Figure contents as structured data
_ _ _

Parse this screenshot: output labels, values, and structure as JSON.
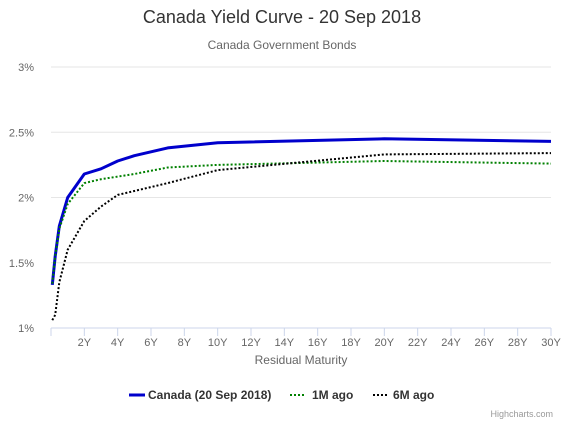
{
  "chart_data": {
    "type": "line",
    "title": "Canada Yield Curve - 20 Sep 2018",
    "subtitle": "Canada Government Bonds",
    "xlabel": "Residual Maturity",
    "ylabel": "",
    "xlim": [
      0,
      30
    ],
    "ylim": [
      1,
      3
    ],
    "x_ticks": [
      2,
      4,
      6,
      8,
      10,
      12,
      14,
      16,
      18,
      20,
      22,
      24,
      26,
      28,
      30
    ],
    "x_tick_labels": [
      "2Y",
      "4Y",
      "6Y",
      "8Y",
      "10Y",
      "12Y",
      "14Y",
      "16Y",
      "18Y",
      "20Y",
      "22Y",
      "24Y",
      "26Y",
      "28Y",
      "30Y"
    ],
    "y_ticks": [
      1,
      1.5,
      2,
      2.5,
      3
    ],
    "y_tick_labels": [
      "1%",
      "1.5%",
      "2%",
      "2.5%",
      "3%"
    ],
    "grid": true,
    "legend_position": "bottom",
    "series": [
      {
        "name": "Canada (20 Sep 2018)",
        "color": "#0000cc",
        "dash": "solid",
        "x": [
          0.08,
          0.25,
          0.5,
          1,
          2,
          3,
          4,
          5,
          7,
          10,
          20,
          30
        ],
        "y": [
          1.33,
          1.55,
          1.78,
          2.0,
          2.18,
          2.22,
          2.28,
          2.32,
          2.38,
          2.42,
          2.45,
          2.43
        ]
      },
      {
        "name": "1M ago",
        "color": "#008000",
        "dash": "dotted",
        "x": [
          0.08,
          0.25,
          0.5,
          1,
          2,
          3,
          4,
          5,
          7,
          10,
          20,
          30
        ],
        "y": [
          1.34,
          1.55,
          1.76,
          1.95,
          2.11,
          2.14,
          2.16,
          2.18,
          2.23,
          2.25,
          2.28,
          2.26
        ]
      },
      {
        "name": "6M ago",
        "color": "#000000",
        "dash": "dotted",
        "x": [
          0.08,
          0.25,
          0.5,
          1,
          2,
          3,
          4,
          5,
          7,
          10,
          20,
          30
        ],
        "y": [
          1.06,
          1.1,
          1.35,
          1.6,
          1.82,
          1.93,
          2.02,
          2.05,
          2.11,
          2.21,
          2.33,
          2.34
        ]
      }
    ]
  },
  "credits": "Highcharts.com"
}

_ _ _

**Short task:**
Reproduce each record above by retyping it exactly; omit all images.

**The reply:**
Parse this screenshot: output labels, values, and structure as JSON.
{
  "chart_data": {
    "type": "line",
    "title": "Canada Yield Curve - 20 Sep 2018",
    "subtitle": "Canada Government Bonds",
    "xlabel": "Residual Maturity",
    "ylabel": "",
    "xlim": [
      0,
      30
    ],
    "ylim": [
      1,
      3
    ],
    "x_ticks": [
      2,
      4,
      6,
      8,
      10,
      12,
      14,
      16,
      18,
      20,
      22,
      24,
      26,
      28,
      30
    ],
    "x_tick_labels": [
      "2Y",
      "4Y",
      "6Y",
      "8Y",
      "10Y",
      "12Y",
      "14Y",
      "16Y",
      "18Y",
      "20Y",
      "22Y",
      "24Y",
      "26Y",
      "28Y",
      "30Y"
    ],
    "y_ticks": [
      1,
      1.5,
      2,
      2.5,
      3
    ],
    "y_tick_labels": [
      "1%",
      "1.5%",
      "2%",
      "2.5%",
      "3%"
    ],
    "grid": true,
    "legend_position": "bottom",
    "series": [
      {
        "name": "Canada (20 Sep 2018)",
        "color": "#0000cc",
        "dash": "solid",
        "x": [
          0.08,
          0.25,
          0.5,
          1,
          2,
          3,
          4,
          5,
          7,
          10,
          20,
          30
        ],
        "y": [
          1.33,
          1.55,
          1.78,
          2.0,
          2.18,
          2.22,
          2.28,
          2.32,
          2.38,
          2.42,
          2.45,
          2.43
        ]
      },
      {
        "name": "1M ago",
        "color": "#008000",
        "dash": "dotted",
        "x": [
          0.08,
          0.25,
          0.5,
          1,
          2,
          3,
          4,
          5,
          7,
          10,
          20,
          30
        ],
        "y": [
          1.34,
          1.55,
          1.76,
          1.95,
          2.11,
          2.14,
          2.16,
          2.18,
          2.23,
          2.25,
          2.28,
          2.26
        ]
      },
      {
        "name": "6M ago",
        "color": "#000000",
        "dash": "dotted",
        "x": [
          0.08,
          0.25,
          0.5,
          1,
          2,
          3,
          4,
          5,
          7,
          10,
          20,
          30
        ],
        "y": [
          1.06,
          1.1,
          1.35,
          1.6,
          1.82,
          1.93,
          2.02,
          2.05,
          2.11,
          2.21,
          2.33,
          2.34
        ]
      }
    ]
  },
  "credits": "Highcharts.com"
}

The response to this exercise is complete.